__What to work on__
Go through the lines below and copy each one that holds the string "icon".

============

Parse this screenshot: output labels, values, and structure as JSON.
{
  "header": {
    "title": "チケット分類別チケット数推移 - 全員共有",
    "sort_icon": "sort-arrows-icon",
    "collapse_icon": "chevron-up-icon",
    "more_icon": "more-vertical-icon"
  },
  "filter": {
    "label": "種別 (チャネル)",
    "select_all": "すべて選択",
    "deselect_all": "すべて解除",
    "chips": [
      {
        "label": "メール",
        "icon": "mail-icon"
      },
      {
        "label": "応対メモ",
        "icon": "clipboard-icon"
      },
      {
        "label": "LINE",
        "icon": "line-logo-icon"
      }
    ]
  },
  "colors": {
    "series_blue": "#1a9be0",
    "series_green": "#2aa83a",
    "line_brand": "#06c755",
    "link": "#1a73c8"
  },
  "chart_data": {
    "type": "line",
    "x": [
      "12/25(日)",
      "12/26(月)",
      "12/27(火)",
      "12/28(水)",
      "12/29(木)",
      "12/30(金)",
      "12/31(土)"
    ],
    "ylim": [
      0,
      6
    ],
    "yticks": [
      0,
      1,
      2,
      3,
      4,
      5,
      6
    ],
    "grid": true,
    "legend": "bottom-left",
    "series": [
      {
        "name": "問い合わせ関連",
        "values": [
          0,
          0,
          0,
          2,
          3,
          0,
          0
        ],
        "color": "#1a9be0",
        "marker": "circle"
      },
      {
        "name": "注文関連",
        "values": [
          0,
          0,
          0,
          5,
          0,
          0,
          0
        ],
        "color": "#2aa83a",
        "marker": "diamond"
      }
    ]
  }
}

============

__Worked answer__
    "sort_icon": "sort-arrows-icon",
    "collapse_icon": "chevron-up-icon",
    "more_icon": "more-vertical-icon"
        "icon": "mail-icon"
        "icon": "clipboard-icon"
        "icon": "line-logo-icon"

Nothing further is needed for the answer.